_Your objective:_ Leave out the pictures and reproduce all of the data exactly.

_Stored records:_
"""
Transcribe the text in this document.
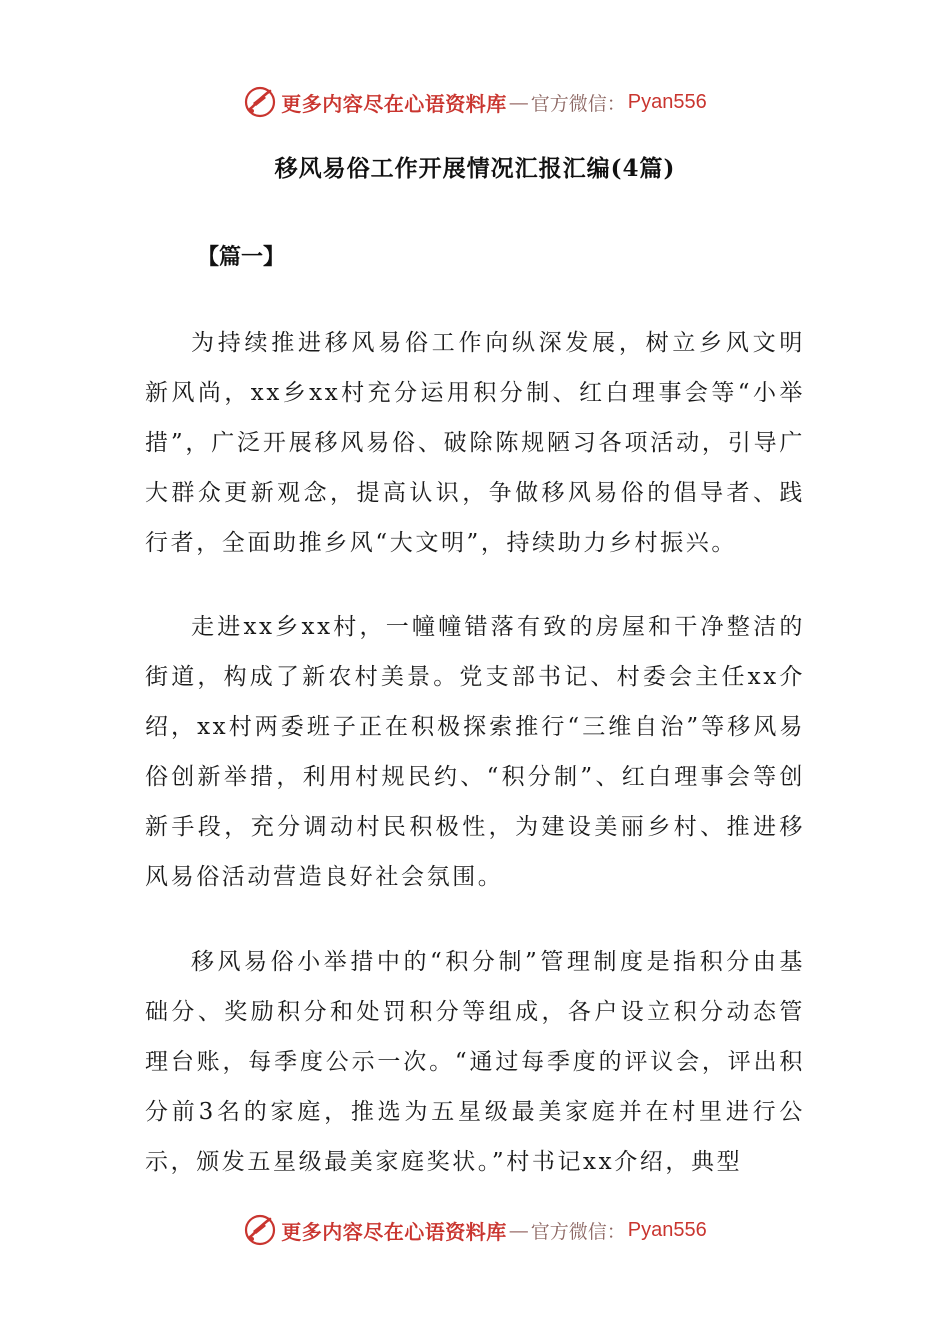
更多内容尽在心语资料库 — 官方微信： Pyan556
移风易俗工作开展情况汇报汇编(4篇)
【篇一】

为持续推进移风易俗工作向纵深发展，树立乡风文明新风尚，xx乡xx村充分运用积分制、红白理事会等“小举措”，广泛开展移风易俗、破除陈规陋习各项活动，引导广大群众更新观念，提高认识，争做移风易俗的倡导者、践行者，全面助推乡风“大文明”，持续助力乡村振兴。

走进xx乡xx村，一幢幢错落有致的房屋和干净整洁的街道，构成了新农村美景。党支部书记、村委会主任xx介绍，xx村两委班子正在积极探索推行“三维自治”等移风易俗创新举措，利用村规民约、“积分制”、红白理事会等创新手段，充分调动村民积极性，为建设美丽乡村、推进移风易俗活动营造良好社会氛围。

移风易俗小举措中的“积分制”管理制度是指积分由基础分、奖励积分和处罚积分等组成，各户设立积分动态管理台账，每季度公示一次。“通过每季度的评议会，评出积分前3名的家庭，推选为五星级最美家庭并在村里进行公示，颁发五星级最美家庭奖状。”村书记xx介绍，典型

更多内容尽在心语资料库 — 官方微信： Pyan556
"""
_Task result:_
Transcribe the text in this document.
更多内容尽在心语资料库 — 官方微信： Pyan556
移风易俗工作开展情况汇报汇编(4篇)
【篇一】

为持续推进移风易俗工作向纵深发展，树立乡风文明新风尚，xx乡xx村充分运用积分制、红白理事会等“小举措”，广泛开展移风易俗、破除陈规陋习各项活动，引导广大群众更新观念，提高认识，争做移风易俗的倡导者、践行者，全面助推乡风“大文明”，持续助力乡村振兴。

走进xx乡xx村，一幢幢错落有致的房屋和干净整洁的街道，构成了新农村美景。党支部书记、村委会主任xx介绍，xx村两委班子正在积极探索推行“三维自治”等移风易俗创新举措，利用村规民约、“积分制”、红白理事会等创新手段，充分调动村民积极性，为建设美丽乡村、推进移风易俗活动营造良好社会氛围。

移风易俗小举措中的“积分制”管理制度是指积分由基础分、奖励积分和处罚积分等组成，各户设立积分动态管理台账，每季度公示一次。“通过每季度的评议会，评出积分前3名的家庭，推选为五星级最美家庭并在村里进行公示，颁发五星级最美家庭奖状。”村书记xx介绍，典型

更多内容尽在心语资料库 — 官方微信： Pyan556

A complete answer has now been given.